(Figure collection entries)
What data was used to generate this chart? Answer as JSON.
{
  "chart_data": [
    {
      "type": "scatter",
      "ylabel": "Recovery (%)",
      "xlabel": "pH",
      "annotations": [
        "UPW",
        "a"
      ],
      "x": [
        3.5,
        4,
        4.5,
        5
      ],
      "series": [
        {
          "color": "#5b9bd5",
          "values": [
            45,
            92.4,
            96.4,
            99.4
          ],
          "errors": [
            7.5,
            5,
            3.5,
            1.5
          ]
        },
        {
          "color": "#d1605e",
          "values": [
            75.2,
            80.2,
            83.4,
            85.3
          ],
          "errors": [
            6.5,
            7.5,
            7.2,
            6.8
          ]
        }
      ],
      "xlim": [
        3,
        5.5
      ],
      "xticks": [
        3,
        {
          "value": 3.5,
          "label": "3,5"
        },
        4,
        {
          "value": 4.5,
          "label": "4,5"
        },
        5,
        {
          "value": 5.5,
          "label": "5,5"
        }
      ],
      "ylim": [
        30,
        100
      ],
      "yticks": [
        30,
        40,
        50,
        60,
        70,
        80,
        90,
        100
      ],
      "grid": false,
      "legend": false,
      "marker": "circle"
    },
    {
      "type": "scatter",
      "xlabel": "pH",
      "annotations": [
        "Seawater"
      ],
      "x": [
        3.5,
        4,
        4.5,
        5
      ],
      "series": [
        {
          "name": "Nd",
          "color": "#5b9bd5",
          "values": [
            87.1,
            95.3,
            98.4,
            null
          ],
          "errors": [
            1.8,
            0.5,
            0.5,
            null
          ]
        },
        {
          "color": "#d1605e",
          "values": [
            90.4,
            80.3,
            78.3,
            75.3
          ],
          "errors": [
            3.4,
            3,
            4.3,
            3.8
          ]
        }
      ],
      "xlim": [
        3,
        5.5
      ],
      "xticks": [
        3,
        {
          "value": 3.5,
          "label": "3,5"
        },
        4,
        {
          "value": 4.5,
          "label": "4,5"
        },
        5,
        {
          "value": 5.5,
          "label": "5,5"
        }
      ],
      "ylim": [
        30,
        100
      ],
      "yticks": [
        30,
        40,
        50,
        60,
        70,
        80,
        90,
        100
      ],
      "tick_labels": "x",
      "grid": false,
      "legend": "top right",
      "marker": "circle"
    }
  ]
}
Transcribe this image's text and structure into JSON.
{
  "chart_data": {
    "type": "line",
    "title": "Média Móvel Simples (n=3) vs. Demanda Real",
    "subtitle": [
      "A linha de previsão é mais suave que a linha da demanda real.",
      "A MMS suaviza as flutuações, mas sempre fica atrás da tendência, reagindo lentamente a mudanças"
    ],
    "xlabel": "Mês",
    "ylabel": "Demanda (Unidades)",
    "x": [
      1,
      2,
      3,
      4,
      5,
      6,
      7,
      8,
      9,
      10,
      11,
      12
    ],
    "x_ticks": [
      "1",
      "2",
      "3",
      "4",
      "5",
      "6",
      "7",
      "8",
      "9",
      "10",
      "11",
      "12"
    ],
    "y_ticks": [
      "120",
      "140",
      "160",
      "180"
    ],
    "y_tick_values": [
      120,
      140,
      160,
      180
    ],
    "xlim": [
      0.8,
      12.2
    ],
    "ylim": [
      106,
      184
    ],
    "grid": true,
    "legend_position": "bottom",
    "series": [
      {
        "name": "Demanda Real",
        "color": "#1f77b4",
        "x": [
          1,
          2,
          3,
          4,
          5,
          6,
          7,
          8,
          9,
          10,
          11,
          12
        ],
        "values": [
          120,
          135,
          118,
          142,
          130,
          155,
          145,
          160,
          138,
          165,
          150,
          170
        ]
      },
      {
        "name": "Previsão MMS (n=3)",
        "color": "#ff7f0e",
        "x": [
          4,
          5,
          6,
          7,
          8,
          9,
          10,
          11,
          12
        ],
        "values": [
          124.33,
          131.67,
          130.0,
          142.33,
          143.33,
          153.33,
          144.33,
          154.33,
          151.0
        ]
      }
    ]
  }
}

**TASK BRIEF:** Give back all the records exactly as they stand.

**ANSWER BELOW:**
What data was used to generate this chart? Answer as JSON.
{
  "chart_data": [
    {
      "type": "scatter",
      "ylabel": "Recovery (%)",
      "xlabel": "pH",
      "annotations": [
        "UPW",
        "a"
      ],
      "x": [
        3.5,
        4,
        4.5,
        5
      ],
      "series": [
        {
          "color": "#5b9bd5",
          "values": [
            45,
            92.4,
            96.4,
            99.4
          ],
          "errors": [
            7.5,
            5,
            3.5,
            1.5
          ]
        },
        {
          "color": "#d1605e",
          "values": [
            75.2,
            80.2,
            83.4,
            85.3
          ],
          "errors": [
            6.5,
            7.5,
            7.2,
            6.8
          ]
        }
      ],
      "xlim": [
        3,
        5.5
      ],
      "xticks": [
        3,
        {
          "value": 3.5,
          "label": "3,5"
        },
        4,
        {
          "value": 4.5,
          "label": "4,5"
        },
        5,
        {
          "value": 5.5,
          "label": "5,5"
        }
      ],
      "ylim": [
        30,
        100
      ],
      "yticks": [
        30,
        40,
        50,
        60,
        70,
        80,
        90,
        100
      ],
      "grid": false,
      "legend": false,
      "marker": "circle"
    },
    {
      "type": "scatter",
      "xlabel": "pH",
      "annotations": [
        "Seawater"
      ],
      "x": [
        3.5,
        4,
        4.5,
        5
      ],
      "series": [
        {
          "name": "Nd",
          "color": "#5b9bd5",
          "values": [
            87.1,
            95.3,
            98.4,
            null
          ],
          "errors": [
            1.8,
            0.5,
            0.5,
            null
          ]
        },
        {
          "color": "#d1605e",
          "values": [
            90.4,
            80.3,
            78.3,
            75.3
          ],
          "errors": [
            3.4,
            3,
            4.3,
            3.8
          ]
        }
      ],
      "xlim": [
        3,
        5.5
      ],
      "xticks": [
        3,
        {
          "value": 3.5,
          "label": "3,5"
        },
        4,
        {
          "value": 4.5,
          "label": "4,5"
        },
        5,
        {
          "value": 5.5,
          "label": "5,5"
        }
      ],
      "ylim": [
        30,
        100
      ],
      "yticks": [
        30,
        40,
        50,
        60,
        70,
        80,
        90,
        100
      ],
      "tick_labels": "x",
      "grid": false,
      "legend": "top right",
      "marker": "circle"
    }
  ]
}
Transcribe this image's text and structure into JSON.
{
  "chart_data": {
    "type": "line",
    "title": "Média Móvel Simples (n=3) vs. Demanda Real",
    "subtitle": [
      "A linha de previsão é mais suave que a linha da demanda real.",
      "A MMS suaviza as flutuações, mas sempre fica atrás da tendência, reagindo lentamente a mudanças"
    ],
    "xlabel": "Mês",
    "ylabel": "Demanda (Unidades)",
    "x": [
      1,
      2,
      3,
      4,
      5,
      6,
      7,
      8,
      9,
      10,
      11,
      12
    ],
    "x_ticks": [
      "1",
      "2",
      "3",
      "4",
      "5",
      "6",
      "7",
      "8",
      "9",
      "10",
      "11",
      "12"
    ],
    "y_ticks": [
      "120",
      "140",
      "160",
      "180"
    ],
    "y_tick_values": [
      120,
      140,
      160,
      180
    ],
    "xlim": [
      0.8,
      12.2
    ],
    "ylim": [
      106,
      184
    ],
    "grid": true,
    "legend_position": "bottom",
    "series": [
      {
        "name": "Demanda Real",
        "color": "#1f77b4",
        "x": [
          1,
          2,
          3,
          4,
          5,
          6,
          7,
          8,
          9,
          10,
          11,
          12
        ],
        "values": [
          120,
          135,
          118,
          142,
          130,
          155,
          145,
          160,
          138,
          165,
          150,
          170
        ]
      },
      {
        "name": "Previsão MMS (n=3)",
        "color": "#ff7f0e",
        "x": [
          4,
          5,
          6,
          7,
          8,
          9,
          10,
          11,
          12
        ],
        "values": [
          124.33,
          131.67,
          130.0,
          142.33,
          143.33,
          153.33,
          144.33,
          154.33,
          151.0
        ]
      }
    ]
  }
}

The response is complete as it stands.